WORK INSTRUCTIONS » From the line that holds "Output the text content of this document." down to the last line of the listing below, reproduce each line exactly and nothing more, omitting pictures.

PROVIDED MATERIAL »
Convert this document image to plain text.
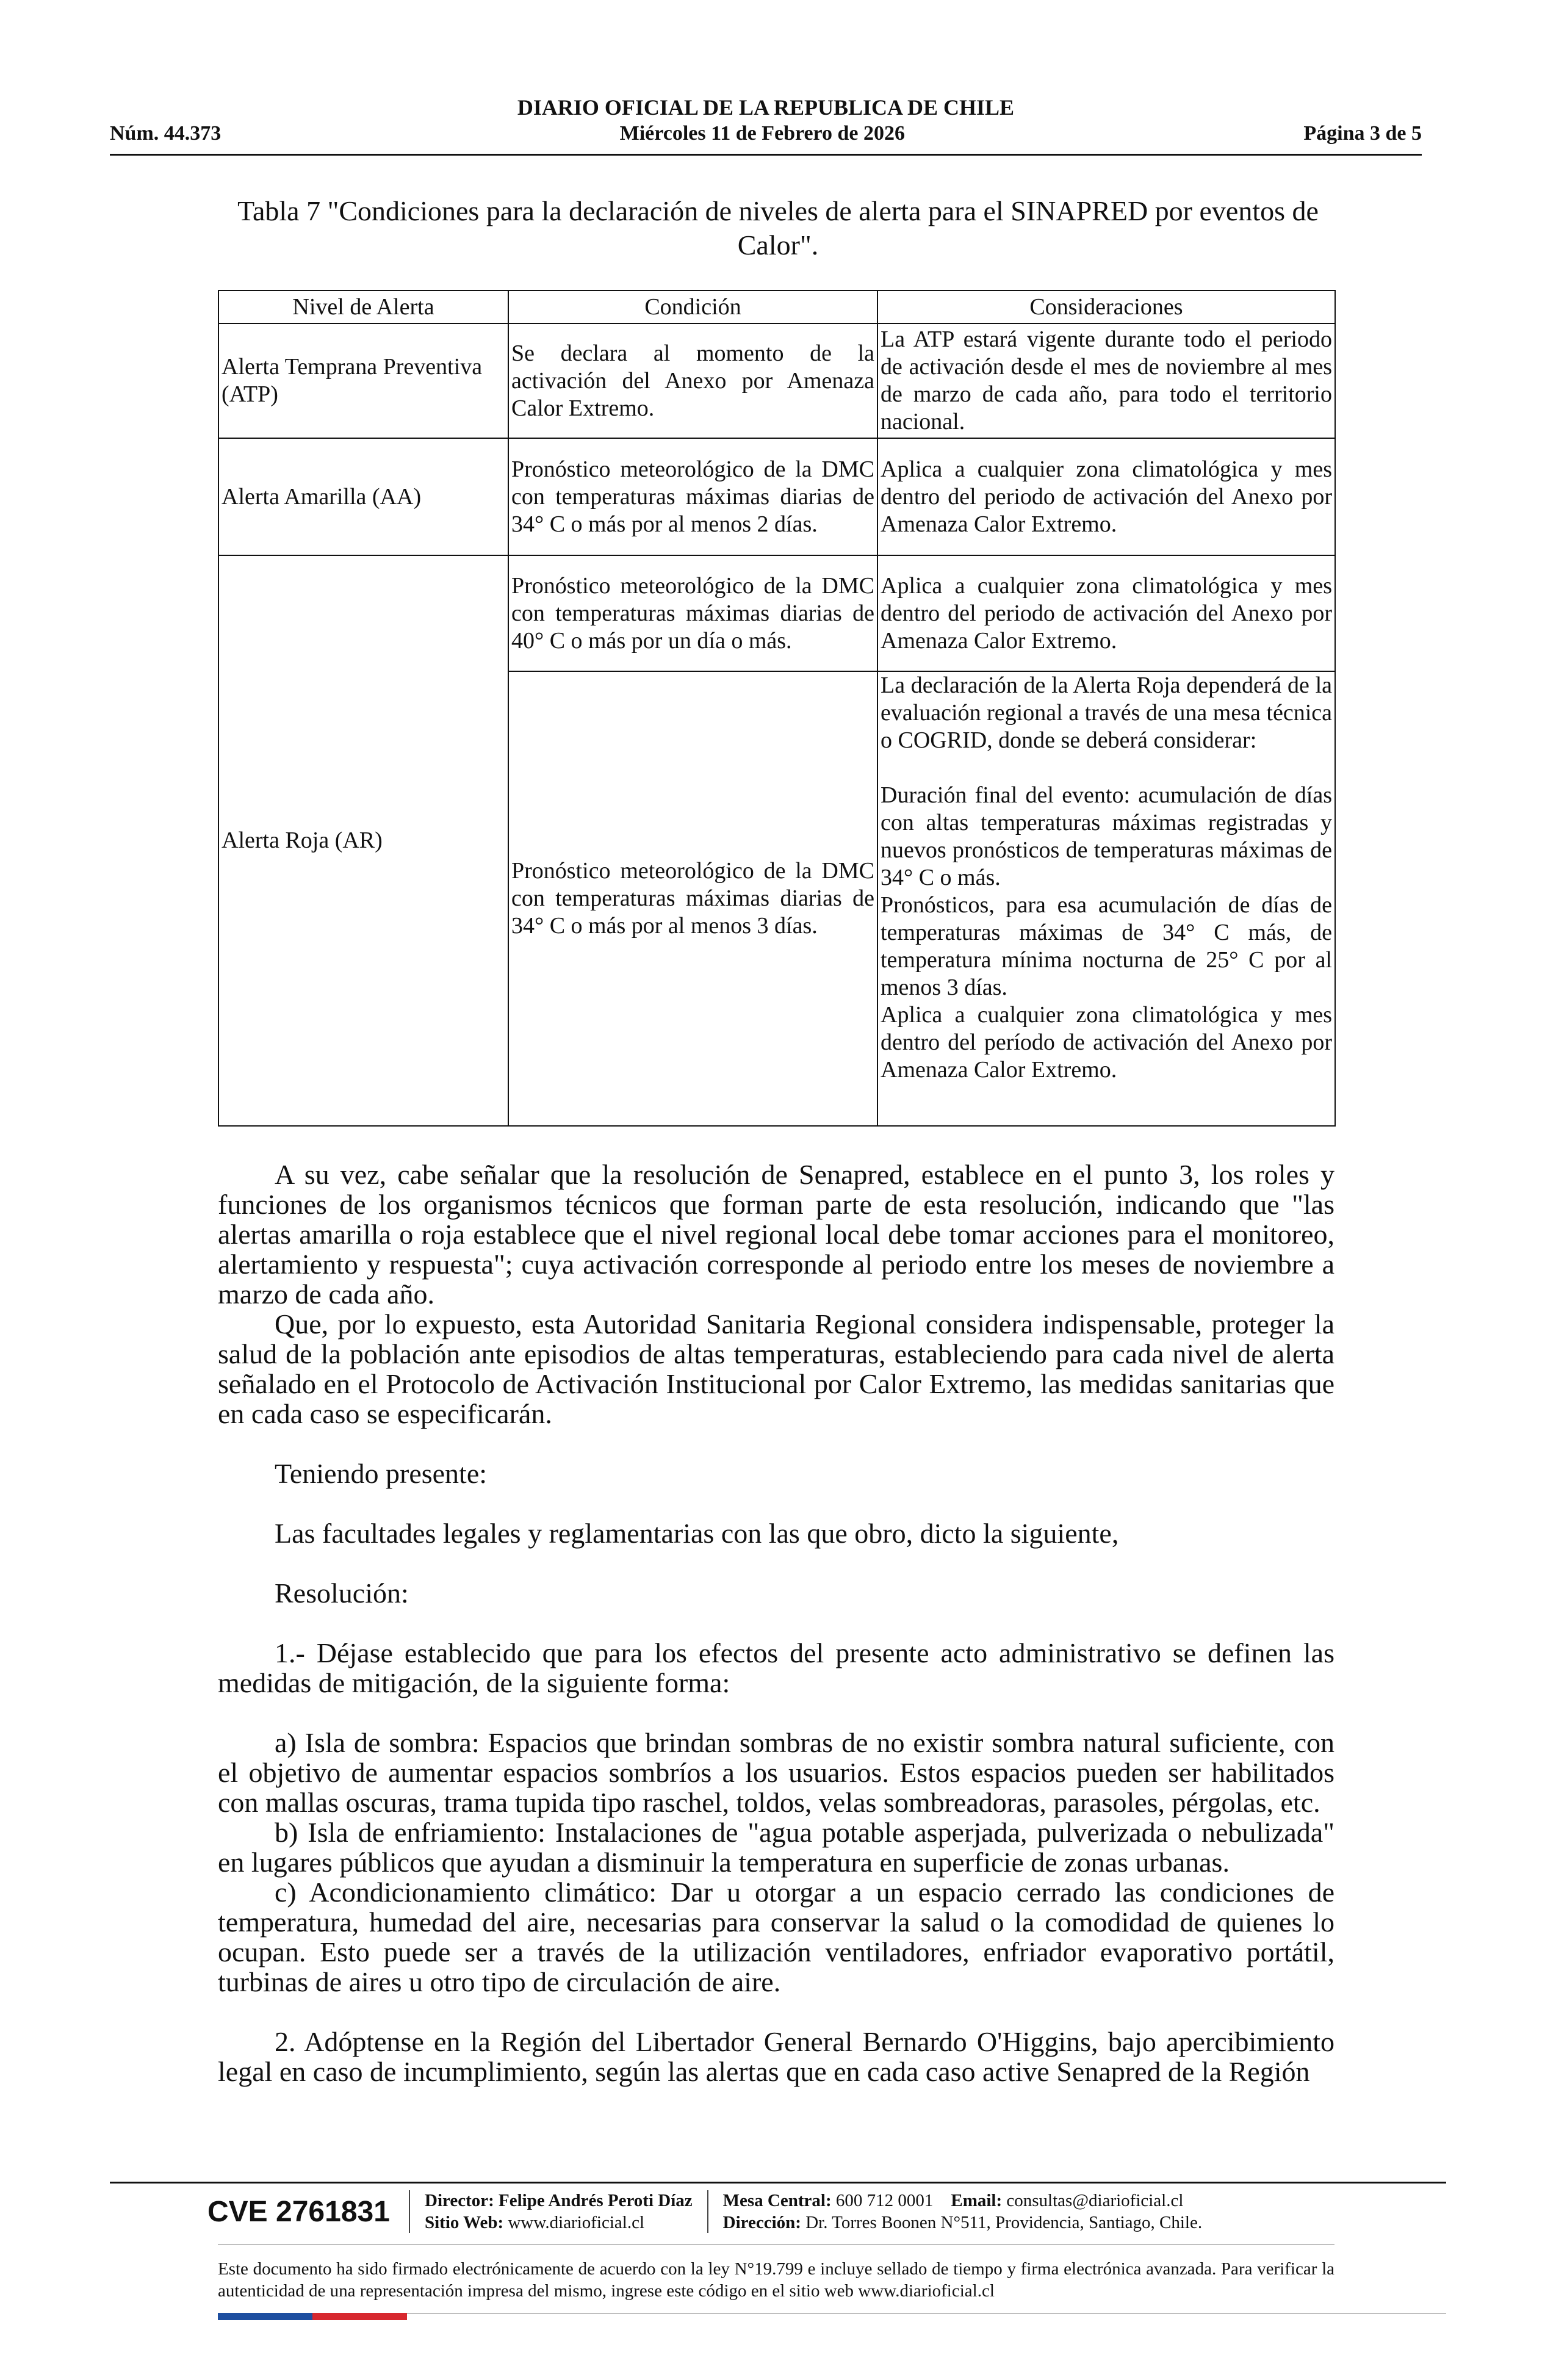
DIARIO OFICIAL DE LA REPUBLICA DE CHILE
Núm. 44.373	Miércoles 11 de Febrero de 2026	Página 3 de 5
Tabla 7 "Condiciones para la declaración de niveles de alerta para el SINAPRED por eventos de Calor".
Nivel de Alerta	Condición	Consideraciones
Alerta Temprana Preventiva (ATP)	Se declara al momento de la activación del Anexo por Amenaza Calor Extremo.	La ATP estará vigente durante todo el periodo de activación desde el mes de noviembre al mes de marzo de cada año, para todo el territorio nacional.
Alerta Amarilla (AA)	Pronóstico meteorológico de la DMC con temperaturas máximas diarias de 34° C o más por al menos 2 días.	Aplica a cualquier zona climatológica y mes dentro del periodo de activación del Anexo por Amenaza Calor Extremo.
Alerta Roja (AR)	Pronóstico meteorológico de la DMC con temperaturas máximas diarias de 40° C o más por un día o más.	Aplica a cualquier zona climatológica y mes dentro del periodo de activación del Anexo por Amenaza Calor Extremo.
	Pronóstico meteorológico de la DMC con temperaturas máximas diarias de 34° C o más por al menos 3 días.	La declaración de la Alerta Roja dependerá de la evaluación regional a través de una mesa técnica o COGRID, donde se deberá considerar:
Duración final del evento: acumulación de días con altas temperaturas máximas registradas y nuevos pronósticos de temperaturas máximas de 34° C o más.
Pronósticos, para esa acumulación de días de temperaturas máximas de 34° C más, de temperatura mínima nocturna de 25° C por al menos 3 días.
Aplica a cualquier zona climatológica y mes dentro del período de activación del Anexo por Amenaza Calor Extremo.

A su vez, cabe señalar que la resolución de Senapred, establece en el punto 3, los roles y funciones de los organismos técnicos que forman parte de esta resolución, indicando que "las alertas amarilla o roja establece que el nivel regional local debe tomar acciones para el monitoreo, alertamiento y respuesta"; cuya activación corresponde al periodo entre los meses de noviembre a marzo de cada año.

Que, por lo expuesto, esta Autoridad Sanitaria Regional considera indispensable, proteger la salud de la población ante episodios de altas temperaturas, estableciendo para cada nivel de alerta señalado en el Protocolo de Activación Institucional por Calor Extremo, las medidas sanitarias que en cada caso se especificarán.

Teniendo presente:

Las facultades legales y reglamentarias con las que obro, dicto la siguiente,

Resolución:

1.- Déjase establecido que para los efectos del presente acto administrativo se definen las medidas de mitigación, de la siguiente forma:

a) Isla de sombra: Espacios que brindan sombras de no existir sombra natural suficiente, con el objetivo de aumentar espacios sombríos a los usuarios. Estos espacios pueden ser habilitados con mallas oscuras, trama tupida tipo raschel, toldos, velas sombreadoras, parasoles, pérgolas, etc.

b) Isla de enfriamiento: Instalaciones de "agua potable asperjada, pulverizada o nebulizada" en lugares públicos que ayudan a disminuir la temperatura en superficie de zonas urbanas.

c) Acondicionamiento climático: Dar u otorgar a un espacio cerrado las condiciones de temperatura, humedad del aire, necesarias para conservar la salud o la comodidad de quienes lo ocupan. Esto puede ser a través de la utilización ventiladores, enfriador evaporativo portátil, turbinas de aires u otro tipo de circulación de aire.

2. Adóptense en la Región del Libertador General Bernardo O'Higgins, bajo apercibimiento legal en caso de incumplimiento, según las alertas que en cada caso active Senapred de la Región

CVE 2761831	Director: Felipe Andrés Peroti Díaz
Sitio Web: www.diarioficial.cl
Mesa Central: 600 712 0001 Email: consultas@diarioficial.cl
Dirección: Dr. Torres Boonen N°511, Providencia, Santiago, Chile.
Este documento ha sido firmado electrónicamente de acuerdo con la ley N°19.799 e incluye sellado de tiempo y firma electrónica avanzada. Para verificar la autenticidad de una representación impresa del mismo, ingrese este código en el sitio web www.diarioficial.cl
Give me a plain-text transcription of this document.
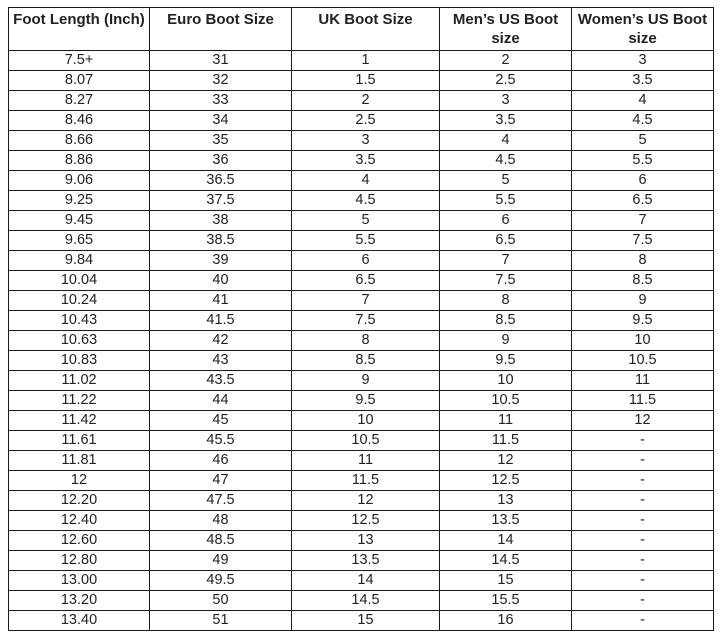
Foot Length (Inch)	Euro Boot Size	UK Boot Size	Men’s US Boot size	Women’s US Boot size
7.5+	31	1	2	3
8.07	32	1.5	2.5	3.5
8.27	33	2	3	4
8.46	34	2.5	3.5	4.5
8.66	35	3	4	5
8.86	36	3.5	4.5	5.5
9.06	36.5	4	5	6
9.25	37.5	4.5	5.5	6.5
9.45	38	5	6	7
9.65	38.5	5.5	6.5	7.5
9.84	39	6	7	8
10.04	40	6.5	7.5	8.5
10.24	41	7	8	9
10.43	41.5	7.5	8.5	9.5
10.63	42	8	9	10
10.83	43	8.5	9.5	10.5
11.02	43.5	9	10	11
11.22	44	9.5	10.5	11.5
11.42	45	10	11	12
11.61	45.5	10.5	11.5	-
11.81	46	11	12	-
12	47	11.5	12.5	-
12.20	47.5	12	13	-
12.40	48	12.5	13.5	-
12.60	48.5	13	14	-
12.80	49	13.5	14.5	-
13.00	49.5	14	15	-
13.20	50	14.5	15.5	-
13.40	51	15	16	-
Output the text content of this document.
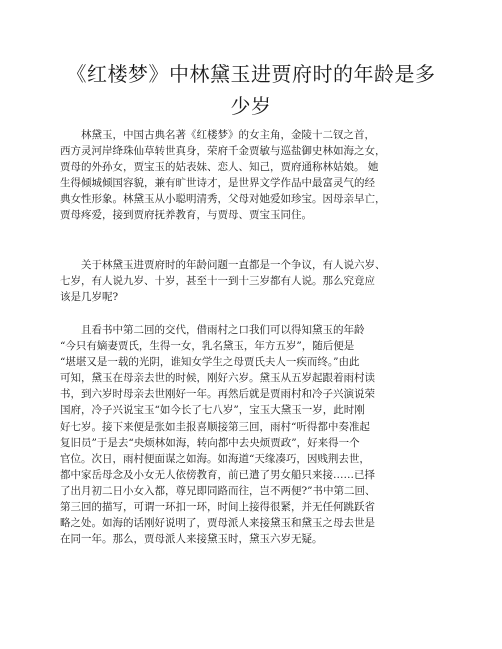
《红楼梦》中林黛玉进贾府时的年龄是多
少岁
　　林黛玉，中国古典名著《红楼梦》的女主角，金陵十二钗之首，
西方灵河岸绛珠仙草转世真身，荣府千金贾敏与巡盐御史林如海之女，
贾母的外孙女，贾宝玉的姑表妹、恋人、知己，贾府通称林姑娘。 她
生得倾城倾国容貌，兼有旷世诗才，是世界文学作品中最富灵气的经
典女性形象。林黛玉从小聪明清秀，父母对她爱如珍宝。因母亲早亡，
贾母疼爱，接到贾府抚养教育，与贾母、贾宝玉同住。
　　关于林黛玉进贾府时的年龄问题一直都是一个争议，有人说六岁、
七岁，有人说九岁、十岁，甚至十一到十三岁都有人说。那么究竟应
该是几岁呢?
　　且看书中第二回的交代，借雨村之口我们可以得知黛玉的年龄
“今只有嫡妻贾氏，生得一女，乳名黛玉，年方五岁”，随后便是
“堪堪又是一载的光阴，谁知女学生之母贾氏夫人一疾而终。”由此
可知，黛玉在母亲去世的时候，刚好六岁。黛玉从五岁起跟着雨村读
书，到六岁时母亲去世刚好一年。再然后就是贾雨村和冷子兴演说荣
国府，冷子兴说宝玉“如今长了七八岁”，宝玉大黛玉一岁，此时刚
好七岁。接下来便是张如圭报喜顺接第三回，雨村“听得都中奏准起
复旧员”于是去“央烦林如海，转向都中去央烦贾政”，好来得一个
官位。次日，雨村便面谋之如海。如海道“天缘凑巧，因贱荆去世，
都中家岳母念及小女无人依傍教育，前已遣了男女船只来接……已择
了出月初二日小女入都，尊兄即同路而往，岂不两便?”书中第二回、
第三回的描写，可谓一环扣一环，时间上接得很紧，并无任何跳跃省
略之处。如海的话刚好说明了，贾母派人来接黛玉和黛玉之母去世是
在同一年。那么，贾母派人来接黛玉时，黛玉六岁无疑。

COMPLETE RESPONSE »
Output the text content of this document.
《红楼梦》中林黛玉进贾府时的年龄是多
少岁
　　林黛玉，中国古典名著《红楼梦》的女主角，金陵十二钗之首，
西方灵河岸绛珠仙草转世真身，荣府千金贾敏与巡盐御史林如海之女，
贾母的外孙女，贾宝玉的姑表妹、恋人、知己，贾府通称林姑娘。 她
生得倾城倾国容貌，兼有旷世诗才，是世界文学作品中最富灵气的经
典女性形象。林黛玉从小聪明清秀，父母对她爱如珍宝。因母亲早亡，
贾母疼爱，接到贾府抚养教育，与贾母、贾宝玉同住。
　　关于林黛玉进贾府时的年龄问题一直都是一个争议，有人说六岁、
七岁，有人说九岁、十岁，甚至十一到十三岁都有人说。那么究竟应
该是几岁呢?
　　且看书中第二回的交代，借雨村之口我们可以得知黛玉的年龄
“今只有嫡妻贾氏，生得一女，乳名黛玉，年方五岁”，随后便是
“堪堪又是一载的光阴，谁知女学生之母贾氏夫人一疾而终。”由此
可知，黛玉在母亲去世的时候，刚好六岁。黛玉从五岁起跟着雨村读
书，到六岁时母亲去世刚好一年。再然后就是贾雨村和冷子兴演说荣
国府，冷子兴说宝玉“如今长了七八岁”，宝玉大黛玉一岁，此时刚
好七岁。接下来便是张如圭报喜顺接第三回，雨村“听得都中奏准起
复旧员”于是去“央烦林如海，转向都中去央烦贾政”，好来得一个
官位。次日，雨村便面谋之如海。如海道“天缘凑巧，因贱荆去世，
都中家岳母念及小女无人依傍教育，前已遣了男女船只来接……已择
了出月初二日小女入都，尊兄即同路而往，岂不两便?”书中第二回、
第三回的描写，可谓一环扣一环，时间上接得很紧，并无任何跳跃省
略之处。如海的话刚好说明了，贾母派人来接黛玉和黛玉之母去世是
在同一年。那么，贾母派人来接黛玉时，黛玉六岁无疑。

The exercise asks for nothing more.